* [Input material]

──────────────────────────────

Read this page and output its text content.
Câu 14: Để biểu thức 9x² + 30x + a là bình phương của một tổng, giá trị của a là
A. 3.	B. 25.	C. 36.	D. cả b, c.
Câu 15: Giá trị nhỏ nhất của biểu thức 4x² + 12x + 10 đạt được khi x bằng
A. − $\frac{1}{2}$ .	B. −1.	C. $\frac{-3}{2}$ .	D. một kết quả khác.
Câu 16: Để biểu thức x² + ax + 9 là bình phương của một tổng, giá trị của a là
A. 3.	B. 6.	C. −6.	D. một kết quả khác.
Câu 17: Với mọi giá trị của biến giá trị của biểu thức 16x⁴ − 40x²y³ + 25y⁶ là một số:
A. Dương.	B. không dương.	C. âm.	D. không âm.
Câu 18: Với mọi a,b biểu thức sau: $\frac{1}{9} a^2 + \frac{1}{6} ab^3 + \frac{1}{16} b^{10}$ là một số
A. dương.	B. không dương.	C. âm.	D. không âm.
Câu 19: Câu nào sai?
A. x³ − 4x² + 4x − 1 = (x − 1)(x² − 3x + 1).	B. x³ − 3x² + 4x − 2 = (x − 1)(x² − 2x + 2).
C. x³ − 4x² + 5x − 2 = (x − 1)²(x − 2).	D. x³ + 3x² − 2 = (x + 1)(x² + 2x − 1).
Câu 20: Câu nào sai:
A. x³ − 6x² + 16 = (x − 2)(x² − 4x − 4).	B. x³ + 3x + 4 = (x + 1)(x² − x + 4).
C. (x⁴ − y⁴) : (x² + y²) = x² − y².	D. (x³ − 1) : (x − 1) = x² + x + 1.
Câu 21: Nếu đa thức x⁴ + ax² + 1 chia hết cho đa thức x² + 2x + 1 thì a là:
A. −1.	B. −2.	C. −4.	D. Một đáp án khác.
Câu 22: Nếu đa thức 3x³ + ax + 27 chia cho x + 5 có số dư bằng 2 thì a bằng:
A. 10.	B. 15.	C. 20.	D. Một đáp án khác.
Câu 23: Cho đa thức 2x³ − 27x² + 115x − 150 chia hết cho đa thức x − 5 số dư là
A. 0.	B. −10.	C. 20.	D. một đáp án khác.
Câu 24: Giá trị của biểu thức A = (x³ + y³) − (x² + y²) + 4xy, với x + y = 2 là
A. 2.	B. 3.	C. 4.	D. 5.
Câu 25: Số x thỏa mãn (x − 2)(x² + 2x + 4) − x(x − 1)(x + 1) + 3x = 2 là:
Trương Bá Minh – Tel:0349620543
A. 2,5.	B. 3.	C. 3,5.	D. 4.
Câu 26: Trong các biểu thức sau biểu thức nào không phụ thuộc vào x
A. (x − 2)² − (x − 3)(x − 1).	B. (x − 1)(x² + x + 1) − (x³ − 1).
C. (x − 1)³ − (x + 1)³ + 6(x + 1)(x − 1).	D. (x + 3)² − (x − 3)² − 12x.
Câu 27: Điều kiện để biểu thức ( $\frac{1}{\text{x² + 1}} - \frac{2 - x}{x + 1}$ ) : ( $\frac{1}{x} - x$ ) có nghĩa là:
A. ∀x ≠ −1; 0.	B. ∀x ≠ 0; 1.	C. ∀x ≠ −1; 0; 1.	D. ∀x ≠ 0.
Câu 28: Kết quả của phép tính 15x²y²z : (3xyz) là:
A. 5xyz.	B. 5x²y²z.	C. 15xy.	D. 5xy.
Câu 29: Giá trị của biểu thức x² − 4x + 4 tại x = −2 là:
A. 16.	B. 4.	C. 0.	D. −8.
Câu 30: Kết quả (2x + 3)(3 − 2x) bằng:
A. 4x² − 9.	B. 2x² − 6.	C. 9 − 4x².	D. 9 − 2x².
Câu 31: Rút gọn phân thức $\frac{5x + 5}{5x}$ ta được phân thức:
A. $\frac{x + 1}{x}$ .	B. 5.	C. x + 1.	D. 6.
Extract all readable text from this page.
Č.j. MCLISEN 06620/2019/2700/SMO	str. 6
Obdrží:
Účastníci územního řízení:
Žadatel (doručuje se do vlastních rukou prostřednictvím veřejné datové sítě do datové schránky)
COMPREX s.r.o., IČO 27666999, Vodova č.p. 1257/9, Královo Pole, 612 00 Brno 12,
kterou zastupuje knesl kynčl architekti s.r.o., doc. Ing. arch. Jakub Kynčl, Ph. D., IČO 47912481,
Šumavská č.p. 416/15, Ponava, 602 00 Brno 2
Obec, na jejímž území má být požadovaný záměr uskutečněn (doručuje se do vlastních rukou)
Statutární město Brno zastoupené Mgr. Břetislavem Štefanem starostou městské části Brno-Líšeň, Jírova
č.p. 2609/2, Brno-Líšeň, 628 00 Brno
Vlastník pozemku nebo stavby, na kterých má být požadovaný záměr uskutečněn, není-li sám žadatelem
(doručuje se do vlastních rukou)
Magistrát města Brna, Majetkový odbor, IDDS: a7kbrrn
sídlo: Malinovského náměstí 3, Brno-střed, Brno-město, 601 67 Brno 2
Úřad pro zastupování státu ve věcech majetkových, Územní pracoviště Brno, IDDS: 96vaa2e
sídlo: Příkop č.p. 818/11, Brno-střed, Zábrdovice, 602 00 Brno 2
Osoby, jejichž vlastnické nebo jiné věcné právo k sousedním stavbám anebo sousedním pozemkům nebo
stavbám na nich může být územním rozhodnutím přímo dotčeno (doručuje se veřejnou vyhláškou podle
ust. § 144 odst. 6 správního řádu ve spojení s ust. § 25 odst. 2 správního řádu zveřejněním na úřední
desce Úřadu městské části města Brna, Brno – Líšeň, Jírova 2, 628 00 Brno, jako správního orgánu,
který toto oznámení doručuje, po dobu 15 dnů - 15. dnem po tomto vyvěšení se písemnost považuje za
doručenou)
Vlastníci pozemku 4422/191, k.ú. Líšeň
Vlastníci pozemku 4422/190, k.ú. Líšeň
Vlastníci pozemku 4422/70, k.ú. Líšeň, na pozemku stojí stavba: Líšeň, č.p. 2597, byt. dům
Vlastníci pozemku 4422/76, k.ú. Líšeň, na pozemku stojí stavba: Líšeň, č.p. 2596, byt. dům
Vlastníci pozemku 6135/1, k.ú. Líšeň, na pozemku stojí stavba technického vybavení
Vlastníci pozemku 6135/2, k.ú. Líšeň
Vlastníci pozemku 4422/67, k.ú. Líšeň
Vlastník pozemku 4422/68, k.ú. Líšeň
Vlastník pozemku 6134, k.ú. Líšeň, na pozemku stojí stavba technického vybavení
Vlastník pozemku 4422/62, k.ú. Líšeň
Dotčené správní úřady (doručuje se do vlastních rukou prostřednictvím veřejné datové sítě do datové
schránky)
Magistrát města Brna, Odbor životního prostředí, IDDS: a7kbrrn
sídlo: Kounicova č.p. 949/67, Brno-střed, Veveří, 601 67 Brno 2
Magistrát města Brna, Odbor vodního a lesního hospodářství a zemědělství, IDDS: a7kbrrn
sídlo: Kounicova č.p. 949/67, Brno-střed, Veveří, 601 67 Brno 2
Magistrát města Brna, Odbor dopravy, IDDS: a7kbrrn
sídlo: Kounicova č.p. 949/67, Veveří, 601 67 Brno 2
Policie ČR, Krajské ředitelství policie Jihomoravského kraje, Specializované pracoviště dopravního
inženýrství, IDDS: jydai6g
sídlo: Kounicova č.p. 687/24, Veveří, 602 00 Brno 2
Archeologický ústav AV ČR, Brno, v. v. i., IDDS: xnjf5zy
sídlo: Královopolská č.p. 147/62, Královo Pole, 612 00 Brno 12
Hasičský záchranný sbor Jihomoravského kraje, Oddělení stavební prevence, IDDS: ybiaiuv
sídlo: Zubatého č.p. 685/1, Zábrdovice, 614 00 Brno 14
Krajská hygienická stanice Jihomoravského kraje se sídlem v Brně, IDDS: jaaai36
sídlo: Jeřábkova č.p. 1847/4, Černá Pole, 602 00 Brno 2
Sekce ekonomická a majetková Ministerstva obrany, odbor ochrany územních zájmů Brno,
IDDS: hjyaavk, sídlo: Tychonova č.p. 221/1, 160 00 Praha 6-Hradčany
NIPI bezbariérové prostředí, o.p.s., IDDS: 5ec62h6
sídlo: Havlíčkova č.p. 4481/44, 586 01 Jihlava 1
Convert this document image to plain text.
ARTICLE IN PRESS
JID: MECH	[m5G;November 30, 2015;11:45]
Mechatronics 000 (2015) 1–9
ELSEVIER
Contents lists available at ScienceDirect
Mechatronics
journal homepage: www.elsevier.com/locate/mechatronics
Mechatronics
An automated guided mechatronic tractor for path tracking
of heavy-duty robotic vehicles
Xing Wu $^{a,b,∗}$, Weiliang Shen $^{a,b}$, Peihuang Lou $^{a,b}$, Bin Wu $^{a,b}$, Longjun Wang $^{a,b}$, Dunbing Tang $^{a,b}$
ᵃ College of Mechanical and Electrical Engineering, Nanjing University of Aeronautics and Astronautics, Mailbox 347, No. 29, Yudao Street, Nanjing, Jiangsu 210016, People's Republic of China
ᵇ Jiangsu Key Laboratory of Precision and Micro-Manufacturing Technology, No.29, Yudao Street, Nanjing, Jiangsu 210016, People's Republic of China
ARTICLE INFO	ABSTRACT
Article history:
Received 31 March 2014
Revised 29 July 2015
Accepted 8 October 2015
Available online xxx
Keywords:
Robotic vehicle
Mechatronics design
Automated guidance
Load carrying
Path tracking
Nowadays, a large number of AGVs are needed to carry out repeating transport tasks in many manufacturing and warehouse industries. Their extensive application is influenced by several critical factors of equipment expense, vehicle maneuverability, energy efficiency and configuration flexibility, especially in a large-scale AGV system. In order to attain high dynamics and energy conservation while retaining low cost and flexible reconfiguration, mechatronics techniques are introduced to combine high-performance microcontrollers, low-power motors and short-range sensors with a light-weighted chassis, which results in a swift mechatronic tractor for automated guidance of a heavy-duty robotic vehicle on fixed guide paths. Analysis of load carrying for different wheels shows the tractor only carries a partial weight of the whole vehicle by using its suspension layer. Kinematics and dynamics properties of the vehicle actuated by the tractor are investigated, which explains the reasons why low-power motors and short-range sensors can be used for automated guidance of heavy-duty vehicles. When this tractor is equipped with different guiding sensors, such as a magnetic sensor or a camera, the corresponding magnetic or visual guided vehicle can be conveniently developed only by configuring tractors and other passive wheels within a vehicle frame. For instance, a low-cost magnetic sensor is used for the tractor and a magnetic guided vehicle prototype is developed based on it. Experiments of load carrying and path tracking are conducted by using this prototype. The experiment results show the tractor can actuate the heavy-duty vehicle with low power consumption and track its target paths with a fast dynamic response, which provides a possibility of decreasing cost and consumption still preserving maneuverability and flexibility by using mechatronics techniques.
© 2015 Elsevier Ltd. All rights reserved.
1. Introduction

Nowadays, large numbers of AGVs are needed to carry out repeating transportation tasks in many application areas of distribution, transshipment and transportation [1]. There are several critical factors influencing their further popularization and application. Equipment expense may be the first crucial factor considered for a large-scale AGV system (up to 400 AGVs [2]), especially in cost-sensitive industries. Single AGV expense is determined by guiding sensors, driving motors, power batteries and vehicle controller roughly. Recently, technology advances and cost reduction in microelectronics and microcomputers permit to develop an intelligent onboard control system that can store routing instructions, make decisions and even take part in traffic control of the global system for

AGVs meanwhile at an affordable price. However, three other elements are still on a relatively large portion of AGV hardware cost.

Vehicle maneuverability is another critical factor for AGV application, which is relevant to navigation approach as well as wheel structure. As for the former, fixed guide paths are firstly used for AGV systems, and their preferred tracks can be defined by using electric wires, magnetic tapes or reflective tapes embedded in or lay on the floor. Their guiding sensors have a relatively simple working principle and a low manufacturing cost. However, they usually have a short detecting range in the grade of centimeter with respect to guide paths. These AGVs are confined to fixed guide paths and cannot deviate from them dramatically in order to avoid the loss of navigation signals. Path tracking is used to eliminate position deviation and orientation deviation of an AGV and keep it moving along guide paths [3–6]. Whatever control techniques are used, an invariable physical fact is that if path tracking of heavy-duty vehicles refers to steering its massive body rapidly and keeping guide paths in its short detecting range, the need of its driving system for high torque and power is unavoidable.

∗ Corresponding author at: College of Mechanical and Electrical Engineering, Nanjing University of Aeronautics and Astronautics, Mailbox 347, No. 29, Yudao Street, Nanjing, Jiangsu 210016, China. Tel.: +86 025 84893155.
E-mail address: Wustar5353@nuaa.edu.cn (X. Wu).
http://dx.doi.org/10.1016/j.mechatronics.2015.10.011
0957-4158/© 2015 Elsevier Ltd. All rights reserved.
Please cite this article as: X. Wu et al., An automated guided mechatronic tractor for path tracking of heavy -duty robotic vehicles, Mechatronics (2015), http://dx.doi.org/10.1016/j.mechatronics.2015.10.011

──────────────────────────────

* [Exercise description]
Find all lines holding the string "Brna" and copy them.

* [Answer to the problem]
Magistrát města Brna, Majetkový odbor, IDDS: a7kbrrn
desce Úřadu městské části města Brna, Brno – Líšeň, Jírova 2, 628 00 Brno, jako správního orgánu,
Magistrát města Brna, Odbor životního prostředí, IDDS: a7kbrrn
Magistrát města Brna, Odbor vodního a lesního hospodářství a zemědělství, IDDS: a7kbrrn
Magistrát města Brna, Odbor dopravy, IDDS: a7kbrrn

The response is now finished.